-- begin Data records --

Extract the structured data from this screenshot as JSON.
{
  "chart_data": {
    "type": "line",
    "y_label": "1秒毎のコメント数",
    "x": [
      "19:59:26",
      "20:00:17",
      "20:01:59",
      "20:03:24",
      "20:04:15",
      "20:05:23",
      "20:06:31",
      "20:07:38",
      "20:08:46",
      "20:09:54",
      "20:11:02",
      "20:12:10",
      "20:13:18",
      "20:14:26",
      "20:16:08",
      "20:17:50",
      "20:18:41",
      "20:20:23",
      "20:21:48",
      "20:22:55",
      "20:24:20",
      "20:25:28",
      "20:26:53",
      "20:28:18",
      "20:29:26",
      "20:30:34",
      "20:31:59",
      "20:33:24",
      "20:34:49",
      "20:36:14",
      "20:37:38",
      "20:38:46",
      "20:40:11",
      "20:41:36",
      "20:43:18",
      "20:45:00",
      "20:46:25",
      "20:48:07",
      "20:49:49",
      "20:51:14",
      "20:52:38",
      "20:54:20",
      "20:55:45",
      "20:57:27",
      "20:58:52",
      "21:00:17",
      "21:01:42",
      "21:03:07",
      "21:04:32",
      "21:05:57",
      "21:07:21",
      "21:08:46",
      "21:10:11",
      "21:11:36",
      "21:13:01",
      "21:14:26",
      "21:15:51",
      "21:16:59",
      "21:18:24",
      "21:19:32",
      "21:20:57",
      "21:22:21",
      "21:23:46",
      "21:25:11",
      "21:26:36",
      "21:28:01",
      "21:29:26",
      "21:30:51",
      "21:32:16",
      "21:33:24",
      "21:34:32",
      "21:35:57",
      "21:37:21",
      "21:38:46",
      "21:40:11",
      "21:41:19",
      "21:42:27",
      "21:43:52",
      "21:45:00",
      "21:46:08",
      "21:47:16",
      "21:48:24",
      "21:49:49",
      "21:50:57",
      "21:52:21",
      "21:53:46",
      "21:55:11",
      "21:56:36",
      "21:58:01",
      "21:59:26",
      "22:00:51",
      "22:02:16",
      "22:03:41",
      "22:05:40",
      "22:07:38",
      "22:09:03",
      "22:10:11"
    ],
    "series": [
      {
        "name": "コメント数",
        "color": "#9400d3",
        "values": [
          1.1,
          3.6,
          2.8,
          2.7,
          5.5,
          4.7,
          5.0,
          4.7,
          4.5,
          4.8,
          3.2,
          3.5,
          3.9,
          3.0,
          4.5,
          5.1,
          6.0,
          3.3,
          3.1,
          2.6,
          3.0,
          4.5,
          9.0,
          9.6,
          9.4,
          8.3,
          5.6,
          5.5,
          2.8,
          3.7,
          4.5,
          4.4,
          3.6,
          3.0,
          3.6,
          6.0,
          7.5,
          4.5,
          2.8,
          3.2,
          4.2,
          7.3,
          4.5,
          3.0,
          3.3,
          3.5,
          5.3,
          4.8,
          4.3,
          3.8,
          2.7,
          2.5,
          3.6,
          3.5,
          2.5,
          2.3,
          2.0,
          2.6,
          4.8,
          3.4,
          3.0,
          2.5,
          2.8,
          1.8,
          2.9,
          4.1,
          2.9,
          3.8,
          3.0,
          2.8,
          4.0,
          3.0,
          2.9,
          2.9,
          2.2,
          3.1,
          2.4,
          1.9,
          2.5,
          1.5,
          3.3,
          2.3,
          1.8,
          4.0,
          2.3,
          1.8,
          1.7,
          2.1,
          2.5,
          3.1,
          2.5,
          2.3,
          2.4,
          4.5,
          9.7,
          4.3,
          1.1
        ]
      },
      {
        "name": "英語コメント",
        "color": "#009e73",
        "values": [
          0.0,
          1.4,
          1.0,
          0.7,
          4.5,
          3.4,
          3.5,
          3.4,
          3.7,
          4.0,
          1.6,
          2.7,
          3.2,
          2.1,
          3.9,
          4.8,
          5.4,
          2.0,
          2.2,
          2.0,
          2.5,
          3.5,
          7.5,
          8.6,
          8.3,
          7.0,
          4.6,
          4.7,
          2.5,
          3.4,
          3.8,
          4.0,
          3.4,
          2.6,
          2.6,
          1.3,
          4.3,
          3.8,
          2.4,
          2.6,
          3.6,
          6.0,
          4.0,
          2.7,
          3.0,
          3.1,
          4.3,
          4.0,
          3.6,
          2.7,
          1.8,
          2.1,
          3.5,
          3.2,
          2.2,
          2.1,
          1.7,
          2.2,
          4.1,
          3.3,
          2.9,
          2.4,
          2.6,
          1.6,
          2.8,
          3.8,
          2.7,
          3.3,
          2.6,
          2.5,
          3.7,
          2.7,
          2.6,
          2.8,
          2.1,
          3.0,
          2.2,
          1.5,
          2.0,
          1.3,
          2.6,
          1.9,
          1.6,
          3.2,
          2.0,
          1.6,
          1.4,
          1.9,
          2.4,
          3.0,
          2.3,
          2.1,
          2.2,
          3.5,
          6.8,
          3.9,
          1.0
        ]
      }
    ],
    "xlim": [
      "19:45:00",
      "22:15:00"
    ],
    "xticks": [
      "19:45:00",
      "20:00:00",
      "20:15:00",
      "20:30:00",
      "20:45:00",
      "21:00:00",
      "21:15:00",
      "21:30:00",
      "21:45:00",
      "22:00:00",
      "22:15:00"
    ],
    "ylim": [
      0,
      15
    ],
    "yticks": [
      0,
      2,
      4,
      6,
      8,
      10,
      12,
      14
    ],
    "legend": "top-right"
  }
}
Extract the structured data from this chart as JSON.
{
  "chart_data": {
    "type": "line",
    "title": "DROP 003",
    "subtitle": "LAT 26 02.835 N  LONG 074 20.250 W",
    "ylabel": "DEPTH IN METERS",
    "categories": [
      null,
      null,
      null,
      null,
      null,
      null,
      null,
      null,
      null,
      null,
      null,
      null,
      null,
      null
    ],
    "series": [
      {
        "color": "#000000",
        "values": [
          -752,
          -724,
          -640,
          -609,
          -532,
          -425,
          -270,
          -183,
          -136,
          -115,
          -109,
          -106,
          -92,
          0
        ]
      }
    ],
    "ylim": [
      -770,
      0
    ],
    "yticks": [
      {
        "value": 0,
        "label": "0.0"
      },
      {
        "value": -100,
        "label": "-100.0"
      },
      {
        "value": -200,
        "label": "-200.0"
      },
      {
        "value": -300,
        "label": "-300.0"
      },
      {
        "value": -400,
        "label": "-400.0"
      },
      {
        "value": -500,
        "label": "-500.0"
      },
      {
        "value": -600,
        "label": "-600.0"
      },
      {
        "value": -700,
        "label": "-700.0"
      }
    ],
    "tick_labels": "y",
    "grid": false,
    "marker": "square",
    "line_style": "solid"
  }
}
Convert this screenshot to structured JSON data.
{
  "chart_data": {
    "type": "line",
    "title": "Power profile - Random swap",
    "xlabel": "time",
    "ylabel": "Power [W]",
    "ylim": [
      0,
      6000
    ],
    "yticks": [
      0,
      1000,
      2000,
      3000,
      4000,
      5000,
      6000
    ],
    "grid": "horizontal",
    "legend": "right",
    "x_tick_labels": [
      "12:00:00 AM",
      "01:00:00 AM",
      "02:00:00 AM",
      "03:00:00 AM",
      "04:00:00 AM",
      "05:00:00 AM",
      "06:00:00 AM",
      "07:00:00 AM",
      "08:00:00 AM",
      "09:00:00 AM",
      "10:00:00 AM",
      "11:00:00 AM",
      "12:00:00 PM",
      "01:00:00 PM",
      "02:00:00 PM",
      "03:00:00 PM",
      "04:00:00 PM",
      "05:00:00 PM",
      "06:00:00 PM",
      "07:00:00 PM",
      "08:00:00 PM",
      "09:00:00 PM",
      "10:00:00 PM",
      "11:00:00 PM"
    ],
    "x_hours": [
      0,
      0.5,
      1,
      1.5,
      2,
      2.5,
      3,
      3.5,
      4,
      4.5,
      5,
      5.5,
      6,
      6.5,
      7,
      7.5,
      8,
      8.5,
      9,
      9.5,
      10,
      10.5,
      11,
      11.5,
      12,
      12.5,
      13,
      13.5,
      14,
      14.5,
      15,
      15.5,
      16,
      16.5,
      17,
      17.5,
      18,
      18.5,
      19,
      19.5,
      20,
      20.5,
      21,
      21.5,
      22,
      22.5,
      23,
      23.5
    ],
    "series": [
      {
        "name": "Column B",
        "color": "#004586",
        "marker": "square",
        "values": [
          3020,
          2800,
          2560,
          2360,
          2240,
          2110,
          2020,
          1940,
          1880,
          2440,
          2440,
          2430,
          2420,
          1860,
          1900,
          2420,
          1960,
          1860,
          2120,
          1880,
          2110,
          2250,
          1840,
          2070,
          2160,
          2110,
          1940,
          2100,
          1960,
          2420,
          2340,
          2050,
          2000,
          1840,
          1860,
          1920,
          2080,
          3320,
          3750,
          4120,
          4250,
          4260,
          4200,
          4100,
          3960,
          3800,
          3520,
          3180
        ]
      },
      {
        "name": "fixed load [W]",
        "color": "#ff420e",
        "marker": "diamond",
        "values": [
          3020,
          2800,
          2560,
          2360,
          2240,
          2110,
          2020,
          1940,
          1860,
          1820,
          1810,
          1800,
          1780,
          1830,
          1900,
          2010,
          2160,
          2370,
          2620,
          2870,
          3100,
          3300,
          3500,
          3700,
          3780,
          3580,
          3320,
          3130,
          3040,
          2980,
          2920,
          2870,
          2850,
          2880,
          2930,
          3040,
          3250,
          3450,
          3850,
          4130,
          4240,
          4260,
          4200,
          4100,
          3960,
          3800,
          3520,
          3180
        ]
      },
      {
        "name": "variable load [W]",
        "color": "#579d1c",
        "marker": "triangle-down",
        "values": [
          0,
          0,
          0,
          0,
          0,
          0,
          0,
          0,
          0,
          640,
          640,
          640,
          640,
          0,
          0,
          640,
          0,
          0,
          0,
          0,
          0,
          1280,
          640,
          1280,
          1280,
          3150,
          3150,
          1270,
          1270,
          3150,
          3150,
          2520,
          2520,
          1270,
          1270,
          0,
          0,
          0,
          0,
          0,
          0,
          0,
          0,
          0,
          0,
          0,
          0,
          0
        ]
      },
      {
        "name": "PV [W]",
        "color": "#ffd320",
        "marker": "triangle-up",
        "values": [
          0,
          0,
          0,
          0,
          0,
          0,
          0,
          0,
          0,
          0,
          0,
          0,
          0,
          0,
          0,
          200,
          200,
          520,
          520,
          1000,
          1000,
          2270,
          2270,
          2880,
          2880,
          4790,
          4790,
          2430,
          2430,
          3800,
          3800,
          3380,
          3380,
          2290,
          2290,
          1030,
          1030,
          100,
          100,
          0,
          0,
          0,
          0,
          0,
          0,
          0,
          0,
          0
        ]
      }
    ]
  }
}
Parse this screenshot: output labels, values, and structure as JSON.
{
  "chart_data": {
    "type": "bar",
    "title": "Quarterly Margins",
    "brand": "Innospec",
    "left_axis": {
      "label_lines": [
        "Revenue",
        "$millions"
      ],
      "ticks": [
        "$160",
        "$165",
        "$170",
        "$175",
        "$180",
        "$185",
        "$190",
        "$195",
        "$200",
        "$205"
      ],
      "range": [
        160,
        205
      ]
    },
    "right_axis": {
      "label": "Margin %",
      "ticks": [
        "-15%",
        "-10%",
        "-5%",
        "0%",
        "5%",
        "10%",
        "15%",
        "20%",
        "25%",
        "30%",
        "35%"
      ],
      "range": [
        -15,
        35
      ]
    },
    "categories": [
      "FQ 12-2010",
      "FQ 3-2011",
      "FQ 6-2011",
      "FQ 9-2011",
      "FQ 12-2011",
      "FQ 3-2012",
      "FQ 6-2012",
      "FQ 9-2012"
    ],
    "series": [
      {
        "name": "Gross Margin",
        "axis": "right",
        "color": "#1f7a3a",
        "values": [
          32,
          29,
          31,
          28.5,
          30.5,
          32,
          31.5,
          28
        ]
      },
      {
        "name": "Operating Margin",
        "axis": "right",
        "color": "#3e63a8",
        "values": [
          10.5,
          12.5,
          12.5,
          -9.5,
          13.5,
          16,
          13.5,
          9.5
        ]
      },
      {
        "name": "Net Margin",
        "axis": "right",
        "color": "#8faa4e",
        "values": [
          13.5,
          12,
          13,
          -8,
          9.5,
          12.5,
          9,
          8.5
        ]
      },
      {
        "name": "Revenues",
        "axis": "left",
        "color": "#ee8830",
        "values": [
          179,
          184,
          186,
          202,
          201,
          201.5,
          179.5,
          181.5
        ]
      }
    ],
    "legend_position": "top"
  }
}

-- end Data records --

> What needs to be done:
Write out every line of the preceding listing that contains "ylabel".

> Correct output:
    "ylabel": "DEPTH IN METERS",
    "ylabel": "Power [W]",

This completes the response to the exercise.